## Set task
Reproduce the following listing line for line, without any changes.

[Element and region listings]
::::

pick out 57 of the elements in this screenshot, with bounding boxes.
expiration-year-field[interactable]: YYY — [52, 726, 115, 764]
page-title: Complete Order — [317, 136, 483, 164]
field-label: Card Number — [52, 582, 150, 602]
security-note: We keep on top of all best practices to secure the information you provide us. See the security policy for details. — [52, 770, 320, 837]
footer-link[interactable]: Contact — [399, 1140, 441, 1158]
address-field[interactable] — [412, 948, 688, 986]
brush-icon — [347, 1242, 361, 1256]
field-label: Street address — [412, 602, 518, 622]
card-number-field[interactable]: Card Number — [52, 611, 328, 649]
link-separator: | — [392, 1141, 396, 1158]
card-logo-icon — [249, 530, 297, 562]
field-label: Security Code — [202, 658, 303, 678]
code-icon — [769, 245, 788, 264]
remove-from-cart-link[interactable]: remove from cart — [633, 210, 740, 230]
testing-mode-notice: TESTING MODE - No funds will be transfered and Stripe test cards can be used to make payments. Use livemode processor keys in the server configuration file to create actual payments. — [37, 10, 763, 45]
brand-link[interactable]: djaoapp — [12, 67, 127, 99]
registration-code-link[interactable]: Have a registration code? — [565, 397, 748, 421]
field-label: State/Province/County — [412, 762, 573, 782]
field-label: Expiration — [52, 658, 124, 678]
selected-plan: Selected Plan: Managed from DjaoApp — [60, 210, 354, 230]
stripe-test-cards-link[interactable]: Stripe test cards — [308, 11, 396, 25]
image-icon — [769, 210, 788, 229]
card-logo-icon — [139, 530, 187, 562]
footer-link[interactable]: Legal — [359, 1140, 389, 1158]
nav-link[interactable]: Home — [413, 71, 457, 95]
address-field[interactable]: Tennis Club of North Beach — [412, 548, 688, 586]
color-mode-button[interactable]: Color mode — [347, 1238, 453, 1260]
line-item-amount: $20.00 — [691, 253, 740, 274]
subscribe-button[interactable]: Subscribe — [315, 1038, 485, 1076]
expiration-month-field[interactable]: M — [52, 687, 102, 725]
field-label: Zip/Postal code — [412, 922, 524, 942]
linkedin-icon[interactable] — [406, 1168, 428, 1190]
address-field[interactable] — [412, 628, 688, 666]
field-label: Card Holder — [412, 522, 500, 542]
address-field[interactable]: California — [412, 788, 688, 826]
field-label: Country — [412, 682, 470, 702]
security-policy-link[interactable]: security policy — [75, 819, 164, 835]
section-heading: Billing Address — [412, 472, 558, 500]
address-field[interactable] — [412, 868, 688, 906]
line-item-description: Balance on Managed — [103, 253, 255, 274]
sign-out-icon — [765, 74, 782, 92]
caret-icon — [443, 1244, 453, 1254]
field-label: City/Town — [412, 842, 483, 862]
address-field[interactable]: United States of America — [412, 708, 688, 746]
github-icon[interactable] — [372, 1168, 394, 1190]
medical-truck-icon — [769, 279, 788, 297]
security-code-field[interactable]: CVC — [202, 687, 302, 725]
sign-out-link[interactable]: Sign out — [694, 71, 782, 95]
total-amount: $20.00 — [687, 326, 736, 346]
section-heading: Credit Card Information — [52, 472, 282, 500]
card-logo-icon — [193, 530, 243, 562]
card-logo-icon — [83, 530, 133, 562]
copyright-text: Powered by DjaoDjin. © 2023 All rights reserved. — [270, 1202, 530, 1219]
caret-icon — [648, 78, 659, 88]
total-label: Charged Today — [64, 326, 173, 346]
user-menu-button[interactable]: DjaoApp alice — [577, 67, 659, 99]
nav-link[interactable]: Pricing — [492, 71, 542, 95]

::::

## Exercise solution
pick out 57 of the elements in this screenshot, with bounding boxes.
expiration-year-field[interactable]: YYY — [52, 726, 115, 764]
page-title: Complete Order — [317, 136, 483, 164]
field-label: Card Number — [52, 582, 150, 602]
security-note: We keep on top of all best practices to secure the information you provide us. See the security policy for details. — [52, 770, 320, 837]
footer-link[interactable]: Contact — [399, 1140, 441, 1158]
address-field[interactable] — [412, 948, 688, 986]
brush-icon — [347, 1242, 361, 1256]
field-label: Street address — [412, 602, 518, 622]
card-number-field[interactable]: Card Number — [52, 611, 328, 649]
link-separator: | — [392, 1141, 396, 1158]
card-logo-icon — [249, 530, 297, 562]
field-label: Security Code — [202, 658, 303, 678]
code-icon — [769, 245, 788, 264]
remove-from-cart-link[interactable]: remove from cart — [633, 210, 740, 230]
testing-mode-notice: TESTING MODE - No funds will be transfered and Stripe test cards can be used to make payments. Use livemode processor keys in the server configuration file to create actual payments. — [37, 10, 763, 45]
brand-link[interactable]: djaoapp — [12, 67, 127, 99]
registration-code-link[interactable]: Have a registration code? — [565, 397, 748, 421]
field-label: State/Province/County — [412, 762, 573, 782]
field-label: Expiration — [52, 658, 124, 678]
selected-plan: Selected Plan: Managed from DjaoApp — [60, 210, 354, 230]
stripe-test-cards-link[interactable]: Stripe test cards — [308, 11, 396, 25]
image-icon — [769, 210, 788, 229]
card-logo-icon — [139, 530, 187, 562]
footer-link[interactable]: Legal — [359, 1140, 389, 1158]
nav-link[interactable]: Home — [413, 71, 457, 95]
address-field[interactable]: Tennis Club of North Beach — [412, 548, 688, 586]
color-mode-button[interactable]: Color mode — [347, 1238, 453, 1260]
line-item-amount: $20.00 — [691, 253, 740, 274]
subscribe-button[interactable]: Subscribe — [315, 1038, 485, 1076]
expiration-month-field[interactable]: M — [52, 687, 102, 725]
field-label: Zip/Postal code — [412, 922, 524, 942]
linkedin-icon[interactable] — [406, 1168, 428, 1190]
address-field[interactable] — [412, 628, 688, 666]
field-label: Card Holder — [412, 522, 500, 542]
address-field[interactable]: California — [412, 788, 688, 826]
field-label: Country — [412, 682, 470, 702]
security-policy-link[interactable]: security policy — [75, 819, 164, 835]
section-heading: Billing Address — [412, 472, 558, 500]
address-field[interactable] — [412, 868, 688, 906]
line-item-description: Balance on Managed — [103, 253, 255, 274]
sign-out-icon — [765, 74, 782, 92]
caret-icon — [443, 1244, 453, 1254]
field-label: City/Town — [412, 842, 483, 862]
address-field[interactable]: United States of America — [412, 708, 688, 746]
github-icon[interactable] — [372, 1168, 394, 1190]
medical-truck-icon — [769, 279, 788, 297]
security-code-field[interactable]: CVC — [202, 687, 302, 725]
sign-out-link[interactable]: Sign out — [694, 71, 782, 95]
total-amount: $20.00 — [687, 326, 736, 346]
section-heading: Credit Card Information — [52, 472, 282, 500]
card-logo-icon — [193, 530, 243, 562]
card-logo-icon — [83, 530, 133, 562]
copyright-text: Powered by DjaoDjin. © 2023 All rights reserved. — [270, 1202, 530, 1219]
caret-icon — [648, 78, 659, 88]
total-label: Charged Today — [64, 326, 173, 346]
user-menu-button[interactable]: DjaoApp alice — [577, 67, 659, 99]
nav-link[interactable]: Pricing — [492, 71, 542, 95]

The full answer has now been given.